• What the exercise asks:
Your task is to give the listing below back word for word, pictures excluded.

• Records provided:
»»

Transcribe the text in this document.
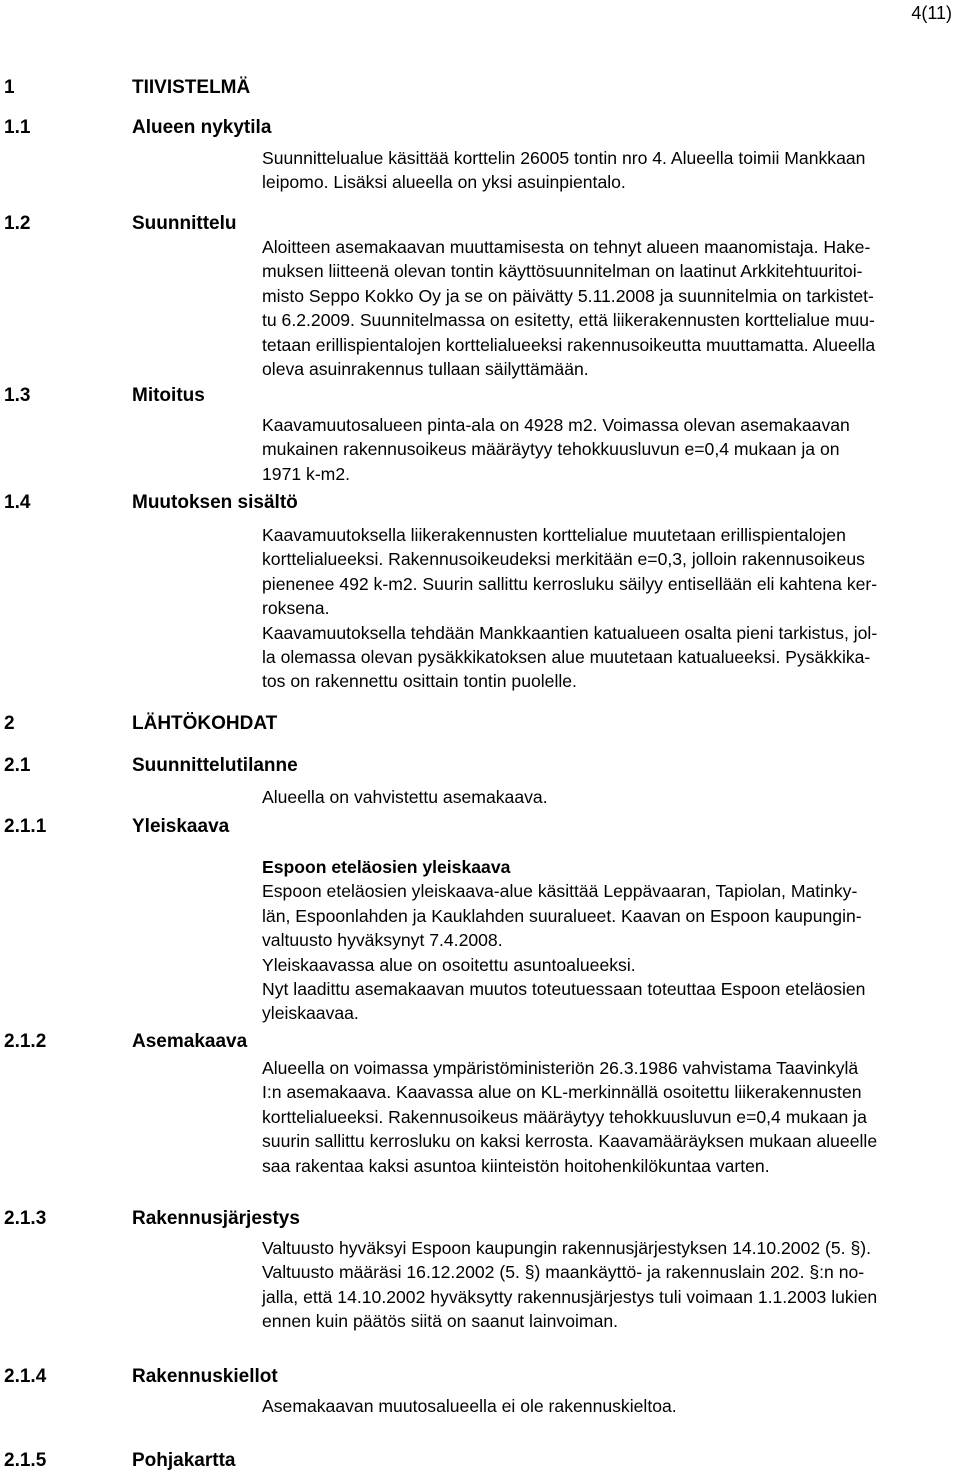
4(11)
1	TIIVISTELMÄ
1.1	Alueen nykytila
1.2	Suunnittelu
1.3	Mitoitus
1.4	Muutoksen sisältö
2	LÄHTÖKOHDAT
2.1	Suunnittelutilanne
2.1.1	Yleiskaava
2.1.2	Asemakaava
2.1.3	Rakennusjärjestys
2.1.4	Rakennuskiellot
2.1.5	Pohjakartta
Suunnittelualue käsittää korttelin 26005 tontin nro 4. Alueella toimii Mankkaan
leipomo. Lisäksi alueella on yksi asuinpientalo.
Aloitteen asemakaavan muuttamisesta on tehnyt alueen maanomistaja. Hake-
muksen liitteenä olevan tontin käyttösuunnitelman on laatinut Arkkitehtuuritoi-
misto Seppo Kokko Oy ja se on päivätty 5.11.2008 ja suunnitelmia on tarkistet-
tu 6.2.2009. Suunnitelmassa on esitetty, että liikerakennusten korttelialue muu-
tetaan erillispientalojen korttelialueeksi rakennusoikeutta muuttamatta. Alueella
oleva asuinrakennus tullaan säilyttämään.
Kaavamuutosalueen pinta-ala on 4928 m2. Voimassa olevan asemakaavan
mukainen rakennusoikeus määräytyy tehokkuusluvun e=0,4 mukaan ja on
1971 k-m2.
Kaavamuutoksella liikerakennusten korttelialue muutetaan erillispientalojen
korttelialueeksi. Rakennusoikeudeksi merkitään e=0,3, jolloin rakennusoikeus
pienenee 492 k-m2. Suurin sallittu kerrosluku säilyy entisellään eli kahtena ker-
roksena.
Kaavamuutoksella tehdään Mankkaantien katualueen osalta pieni tarkistus, jol-
la olemassa olevan pysäkkikatoksen alue muutetaan katualueeksi. Pysäkkika-
tos on rakennettu osittain tontin puolelle.
Alueella on vahvistettu asemakaava.
Espoon eteläosien yleiskaava
Espoon eteläosien yleiskaava-alue käsittää Leppävaaran, Tapiolan, Matinky-
län, Espoonlahden ja Kauklahden suuralueet. Kaavan on Espoon kaupungin-
valtuusto hyväksynyt 7.4.2008.
Yleiskaavassa alue on osoitettu asuntoalueeksi.
Nyt laadittu asemakaavan muutos toteutuessaan toteuttaa Espoon eteläosien
yleiskaavaa.
Alueella on voimassa ympäristöministeriön 26.3.1986 vahvistama Taavinkylä
I:n asemakaava. Kaavassa alue on KL-merkinnällä osoitettu liikerakennusten
korttelialueeksi. Rakennusoikeus määräytyy tehokkuusluvun e=0,4 mukaan ja
suurin sallittu kerrosluku on kaksi kerrosta. Kaavamääräyksen mukaan alueelle
saa rakentaa kaksi asuntoa kiinteistön hoitohenkilökuntaa varten.
Valtuusto hyväksyi Espoon kaupungin rakennusjärjestyksen 14.10.2002 (5. §).
Valtuusto määräsi 16.12.2002 (5. §) maankäyttö- ja rakennuslain 202. §:n no-
jalla, että 14.10.2002 hyväksytty rakennusjärjestys tuli voimaan 1.1.2003 lukien
ennen kuin päätös siitä on saanut lainvoiman.
Asemakaavan muutosalueella ei ole rakennuskieltoa.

««

• Result:
Transcribe the text in this document.
4(11)
1	TIIVISTELMÄ
1.1	Alueen nykytila
1.2	Suunnittelu
1.3	Mitoitus
1.4	Muutoksen sisältö
2	LÄHTÖKOHDAT
2.1	Suunnittelutilanne
2.1.1	Yleiskaava
2.1.2	Asemakaava
2.1.3	Rakennusjärjestys
2.1.4	Rakennuskiellot
2.1.5	Pohjakartta
Suunnittelualue käsittää korttelin 26005 tontin nro 4. Alueella toimii Mankkaan
leipomo. Lisäksi alueella on yksi asuinpientalo.
Aloitteen asemakaavan muuttamisesta on tehnyt alueen maanomistaja. Hake-
muksen liitteenä olevan tontin käyttösuunnitelman on laatinut Arkkitehtuuritoi-
misto Seppo Kokko Oy ja se on päivätty 5.11.2008 ja suunnitelmia on tarkistet-
tu 6.2.2009. Suunnitelmassa on esitetty, että liikerakennusten korttelialue muu-
tetaan erillispientalojen korttelialueeksi rakennusoikeutta muuttamatta. Alueella
oleva asuinrakennus tullaan säilyttämään.
Kaavamuutosalueen pinta-ala on 4928 m2. Voimassa olevan asemakaavan
mukainen rakennusoikeus määräytyy tehokkuusluvun e=0,4 mukaan ja on
1971 k-m2.
Kaavamuutoksella liikerakennusten korttelialue muutetaan erillispientalojen
korttelialueeksi. Rakennusoikeudeksi merkitään e=0,3, jolloin rakennusoikeus
pienenee 492 k-m2. Suurin sallittu kerrosluku säilyy entisellään eli kahtena ker-
roksena.
Kaavamuutoksella tehdään Mankkaantien katualueen osalta pieni tarkistus, jol-
la olemassa olevan pysäkkikatoksen alue muutetaan katualueeksi. Pysäkkika-
tos on rakennettu osittain tontin puolelle.
Alueella on vahvistettu asemakaava.
Espoon eteläosien yleiskaava
Espoon eteläosien yleiskaava-alue käsittää Leppävaaran, Tapiolan, Matinky-
län, Espoonlahden ja Kauklahden suuralueet. Kaavan on Espoon kaupungin-
valtuusto hyväksynyt 7.4.2008.
Yleiskaavassa alue on osoitettu asuntoalueeksi.
Nyt laadittu asemakaavan muutos toteutuessaan toteuttaa Espoon eteläosien
yleiskaavaa.
Alueella on voimassa ympäristöministeriön 26.3.1986 vahvistama Taavinkylä
I:n asemakaava. Kaavassa alue on KL-merkinnällä osoitettu liikerakennusten
korttelialueeksi. Rakennusoikeus määräytyy tehokkuusluvun e=0,4 mukaan ja
suurin sallittu kerrosluku on kaksi kerrosta. Kaavamääräyksen mukaan alueelle
saa rakentaa kaksi asuntoa kiinteistön hoitohenkilökuntaa varten.
Valtuusto hyväksyi Espoon kaupungin rakennusjärjestyksen 14.10.2002 (5. §).
Valtuusto määräsi 16.12.2002 (5. §) maankäyttö- ja rakennuslain 202. §:n no-
jalla, että 14.10.2002 hyväksytty rakennusjärjestys tuli voimaan 1.1.2003 lukien
ennen kuin päätös siitä on saanut lainvoiman.
Asemakaavan muutosalueella ei ole rakennuskieltoa.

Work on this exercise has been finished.